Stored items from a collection

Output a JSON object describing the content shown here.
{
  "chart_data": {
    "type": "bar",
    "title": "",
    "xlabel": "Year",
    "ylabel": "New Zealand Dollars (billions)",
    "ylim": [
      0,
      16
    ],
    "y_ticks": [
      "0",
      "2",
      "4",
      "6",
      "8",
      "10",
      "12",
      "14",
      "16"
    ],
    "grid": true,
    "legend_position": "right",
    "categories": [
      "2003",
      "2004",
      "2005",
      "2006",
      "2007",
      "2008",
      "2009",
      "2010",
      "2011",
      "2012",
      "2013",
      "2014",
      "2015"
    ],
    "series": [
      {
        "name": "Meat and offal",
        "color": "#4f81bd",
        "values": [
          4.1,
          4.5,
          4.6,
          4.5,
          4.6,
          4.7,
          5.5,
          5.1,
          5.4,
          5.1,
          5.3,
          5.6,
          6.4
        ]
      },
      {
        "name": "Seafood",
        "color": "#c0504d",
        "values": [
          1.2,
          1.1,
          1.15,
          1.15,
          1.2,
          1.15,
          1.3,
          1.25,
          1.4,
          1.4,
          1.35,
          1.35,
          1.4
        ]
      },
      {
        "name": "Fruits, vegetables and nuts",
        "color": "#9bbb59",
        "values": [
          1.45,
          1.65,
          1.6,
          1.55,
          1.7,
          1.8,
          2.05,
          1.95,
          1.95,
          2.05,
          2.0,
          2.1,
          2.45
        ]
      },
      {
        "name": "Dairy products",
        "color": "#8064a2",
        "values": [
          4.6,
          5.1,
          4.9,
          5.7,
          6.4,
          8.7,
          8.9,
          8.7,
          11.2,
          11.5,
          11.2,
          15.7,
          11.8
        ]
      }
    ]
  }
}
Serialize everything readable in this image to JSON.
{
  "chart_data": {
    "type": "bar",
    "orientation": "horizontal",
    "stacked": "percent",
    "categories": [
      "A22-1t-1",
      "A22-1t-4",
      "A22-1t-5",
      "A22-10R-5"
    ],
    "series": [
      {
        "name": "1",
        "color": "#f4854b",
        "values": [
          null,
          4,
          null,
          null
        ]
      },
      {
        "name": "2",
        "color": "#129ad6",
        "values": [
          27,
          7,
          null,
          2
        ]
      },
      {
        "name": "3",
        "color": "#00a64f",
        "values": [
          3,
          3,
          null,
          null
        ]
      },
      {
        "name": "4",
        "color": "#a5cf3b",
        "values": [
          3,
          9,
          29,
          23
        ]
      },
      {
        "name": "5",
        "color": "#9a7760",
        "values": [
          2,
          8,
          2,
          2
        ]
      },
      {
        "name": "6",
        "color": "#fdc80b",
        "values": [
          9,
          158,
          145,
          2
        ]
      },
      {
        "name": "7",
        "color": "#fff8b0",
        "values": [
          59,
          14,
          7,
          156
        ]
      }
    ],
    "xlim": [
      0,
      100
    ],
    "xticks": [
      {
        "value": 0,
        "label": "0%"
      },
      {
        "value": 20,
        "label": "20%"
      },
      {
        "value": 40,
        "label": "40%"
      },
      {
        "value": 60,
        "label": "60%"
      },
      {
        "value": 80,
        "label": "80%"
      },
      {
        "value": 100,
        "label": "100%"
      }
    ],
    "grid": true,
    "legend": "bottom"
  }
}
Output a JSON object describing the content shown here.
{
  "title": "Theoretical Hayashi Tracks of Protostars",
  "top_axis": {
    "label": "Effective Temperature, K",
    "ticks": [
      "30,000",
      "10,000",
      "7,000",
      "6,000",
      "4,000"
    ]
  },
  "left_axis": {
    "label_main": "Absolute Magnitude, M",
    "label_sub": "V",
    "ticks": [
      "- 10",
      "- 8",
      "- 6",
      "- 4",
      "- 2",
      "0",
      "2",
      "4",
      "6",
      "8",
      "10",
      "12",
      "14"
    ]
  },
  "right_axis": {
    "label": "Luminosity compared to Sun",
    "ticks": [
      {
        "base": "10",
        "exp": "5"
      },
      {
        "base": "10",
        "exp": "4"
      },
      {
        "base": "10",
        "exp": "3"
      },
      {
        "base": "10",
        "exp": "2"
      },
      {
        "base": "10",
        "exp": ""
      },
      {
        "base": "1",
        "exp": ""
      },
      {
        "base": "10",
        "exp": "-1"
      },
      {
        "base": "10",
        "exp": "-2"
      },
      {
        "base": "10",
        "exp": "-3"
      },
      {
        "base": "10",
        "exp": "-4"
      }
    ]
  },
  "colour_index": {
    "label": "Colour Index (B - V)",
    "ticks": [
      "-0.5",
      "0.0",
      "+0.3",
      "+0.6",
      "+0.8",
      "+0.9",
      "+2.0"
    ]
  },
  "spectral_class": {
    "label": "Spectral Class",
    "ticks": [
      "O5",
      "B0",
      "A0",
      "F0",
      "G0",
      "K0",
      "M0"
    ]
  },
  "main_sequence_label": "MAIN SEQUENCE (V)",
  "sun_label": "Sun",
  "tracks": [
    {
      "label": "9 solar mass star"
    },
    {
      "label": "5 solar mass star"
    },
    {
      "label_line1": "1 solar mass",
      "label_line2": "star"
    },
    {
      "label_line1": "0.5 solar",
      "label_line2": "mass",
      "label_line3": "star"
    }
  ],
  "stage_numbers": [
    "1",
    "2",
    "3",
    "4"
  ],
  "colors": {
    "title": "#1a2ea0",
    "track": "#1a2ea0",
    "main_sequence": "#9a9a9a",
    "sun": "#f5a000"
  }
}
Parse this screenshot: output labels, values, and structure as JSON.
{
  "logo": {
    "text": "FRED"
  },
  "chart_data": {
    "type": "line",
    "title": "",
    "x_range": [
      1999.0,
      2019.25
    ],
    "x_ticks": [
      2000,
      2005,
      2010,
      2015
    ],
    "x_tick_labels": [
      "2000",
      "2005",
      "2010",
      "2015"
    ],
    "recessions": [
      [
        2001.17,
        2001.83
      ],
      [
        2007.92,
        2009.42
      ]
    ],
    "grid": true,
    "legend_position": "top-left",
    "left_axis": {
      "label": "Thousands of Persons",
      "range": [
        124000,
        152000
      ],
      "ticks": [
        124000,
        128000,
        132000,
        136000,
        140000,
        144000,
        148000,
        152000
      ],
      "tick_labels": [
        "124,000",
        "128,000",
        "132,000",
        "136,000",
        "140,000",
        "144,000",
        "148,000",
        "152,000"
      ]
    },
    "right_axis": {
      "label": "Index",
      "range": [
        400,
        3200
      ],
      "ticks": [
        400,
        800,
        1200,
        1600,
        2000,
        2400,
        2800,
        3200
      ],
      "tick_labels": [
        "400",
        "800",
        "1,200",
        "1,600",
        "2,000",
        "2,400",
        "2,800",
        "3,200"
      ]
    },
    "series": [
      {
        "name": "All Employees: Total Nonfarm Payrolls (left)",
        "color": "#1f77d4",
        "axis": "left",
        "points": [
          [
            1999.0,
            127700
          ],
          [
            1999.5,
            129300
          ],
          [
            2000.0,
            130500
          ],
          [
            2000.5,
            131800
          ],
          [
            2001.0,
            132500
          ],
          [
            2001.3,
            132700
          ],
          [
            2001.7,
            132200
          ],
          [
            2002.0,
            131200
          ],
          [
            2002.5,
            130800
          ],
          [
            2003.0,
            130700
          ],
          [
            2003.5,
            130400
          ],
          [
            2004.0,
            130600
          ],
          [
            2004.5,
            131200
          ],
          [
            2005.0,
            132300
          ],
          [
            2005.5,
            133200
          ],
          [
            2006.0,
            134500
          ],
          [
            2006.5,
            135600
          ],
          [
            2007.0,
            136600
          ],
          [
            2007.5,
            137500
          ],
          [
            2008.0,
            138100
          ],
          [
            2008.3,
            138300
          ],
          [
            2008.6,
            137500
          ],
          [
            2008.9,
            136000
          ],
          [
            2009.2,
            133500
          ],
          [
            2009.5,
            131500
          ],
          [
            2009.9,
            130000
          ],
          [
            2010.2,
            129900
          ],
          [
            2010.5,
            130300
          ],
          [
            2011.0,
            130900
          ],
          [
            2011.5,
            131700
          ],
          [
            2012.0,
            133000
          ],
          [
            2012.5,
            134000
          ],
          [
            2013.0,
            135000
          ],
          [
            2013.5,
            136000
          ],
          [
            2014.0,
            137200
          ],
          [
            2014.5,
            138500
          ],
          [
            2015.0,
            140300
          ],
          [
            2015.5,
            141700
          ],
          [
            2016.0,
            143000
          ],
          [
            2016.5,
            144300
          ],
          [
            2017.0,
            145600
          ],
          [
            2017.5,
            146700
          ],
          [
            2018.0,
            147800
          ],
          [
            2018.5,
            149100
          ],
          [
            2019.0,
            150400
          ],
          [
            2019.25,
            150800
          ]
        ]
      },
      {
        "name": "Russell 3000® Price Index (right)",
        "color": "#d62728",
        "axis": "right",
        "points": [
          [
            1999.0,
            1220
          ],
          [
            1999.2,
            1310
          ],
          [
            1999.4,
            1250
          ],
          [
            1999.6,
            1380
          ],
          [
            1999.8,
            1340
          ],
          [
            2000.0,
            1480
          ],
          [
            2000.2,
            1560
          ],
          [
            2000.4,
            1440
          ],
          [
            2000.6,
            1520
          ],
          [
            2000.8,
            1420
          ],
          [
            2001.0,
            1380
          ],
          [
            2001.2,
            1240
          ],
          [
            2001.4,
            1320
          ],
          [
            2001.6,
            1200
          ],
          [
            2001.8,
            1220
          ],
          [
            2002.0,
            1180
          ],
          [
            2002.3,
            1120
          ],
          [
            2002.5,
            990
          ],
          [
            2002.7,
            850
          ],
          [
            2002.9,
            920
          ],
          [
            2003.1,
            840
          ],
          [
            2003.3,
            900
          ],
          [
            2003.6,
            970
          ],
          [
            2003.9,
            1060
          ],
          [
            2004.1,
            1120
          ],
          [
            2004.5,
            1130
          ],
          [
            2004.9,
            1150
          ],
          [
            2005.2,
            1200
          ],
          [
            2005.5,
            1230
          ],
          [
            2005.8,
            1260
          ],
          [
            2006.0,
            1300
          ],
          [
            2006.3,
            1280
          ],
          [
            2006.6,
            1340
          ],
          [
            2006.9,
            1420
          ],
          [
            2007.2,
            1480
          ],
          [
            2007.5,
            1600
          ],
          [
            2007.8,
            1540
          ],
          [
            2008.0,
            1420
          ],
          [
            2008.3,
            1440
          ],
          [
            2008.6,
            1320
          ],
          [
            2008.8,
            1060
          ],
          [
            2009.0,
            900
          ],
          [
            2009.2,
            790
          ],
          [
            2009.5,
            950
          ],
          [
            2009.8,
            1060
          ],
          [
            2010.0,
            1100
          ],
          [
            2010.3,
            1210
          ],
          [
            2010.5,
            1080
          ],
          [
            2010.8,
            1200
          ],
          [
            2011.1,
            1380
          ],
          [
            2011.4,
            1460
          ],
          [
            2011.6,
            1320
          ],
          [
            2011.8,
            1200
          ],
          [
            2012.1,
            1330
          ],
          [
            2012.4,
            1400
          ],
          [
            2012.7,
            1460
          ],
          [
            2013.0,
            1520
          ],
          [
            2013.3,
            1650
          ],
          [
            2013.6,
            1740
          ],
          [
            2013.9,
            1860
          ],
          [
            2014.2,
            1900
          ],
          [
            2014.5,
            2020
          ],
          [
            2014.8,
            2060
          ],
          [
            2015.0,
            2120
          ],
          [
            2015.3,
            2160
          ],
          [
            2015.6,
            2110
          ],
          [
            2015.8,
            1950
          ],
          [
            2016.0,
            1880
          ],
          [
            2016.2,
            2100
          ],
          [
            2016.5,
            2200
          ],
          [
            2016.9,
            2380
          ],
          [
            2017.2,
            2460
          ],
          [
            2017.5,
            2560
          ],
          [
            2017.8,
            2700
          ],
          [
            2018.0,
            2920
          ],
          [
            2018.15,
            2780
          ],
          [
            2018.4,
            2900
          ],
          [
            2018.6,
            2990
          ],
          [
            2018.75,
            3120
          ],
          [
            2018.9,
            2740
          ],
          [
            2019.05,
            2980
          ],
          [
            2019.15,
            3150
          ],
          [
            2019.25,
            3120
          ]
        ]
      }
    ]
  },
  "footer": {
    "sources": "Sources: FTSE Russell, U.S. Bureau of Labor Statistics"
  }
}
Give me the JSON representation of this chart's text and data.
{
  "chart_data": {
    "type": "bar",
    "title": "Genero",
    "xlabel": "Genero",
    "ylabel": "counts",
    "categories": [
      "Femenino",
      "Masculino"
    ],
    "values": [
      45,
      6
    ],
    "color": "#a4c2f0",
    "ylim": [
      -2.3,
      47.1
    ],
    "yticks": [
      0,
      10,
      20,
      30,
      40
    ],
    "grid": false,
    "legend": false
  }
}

> _Short task_: Return only the number of lines in the entries that contain the string "this".

> _Task answer_: 3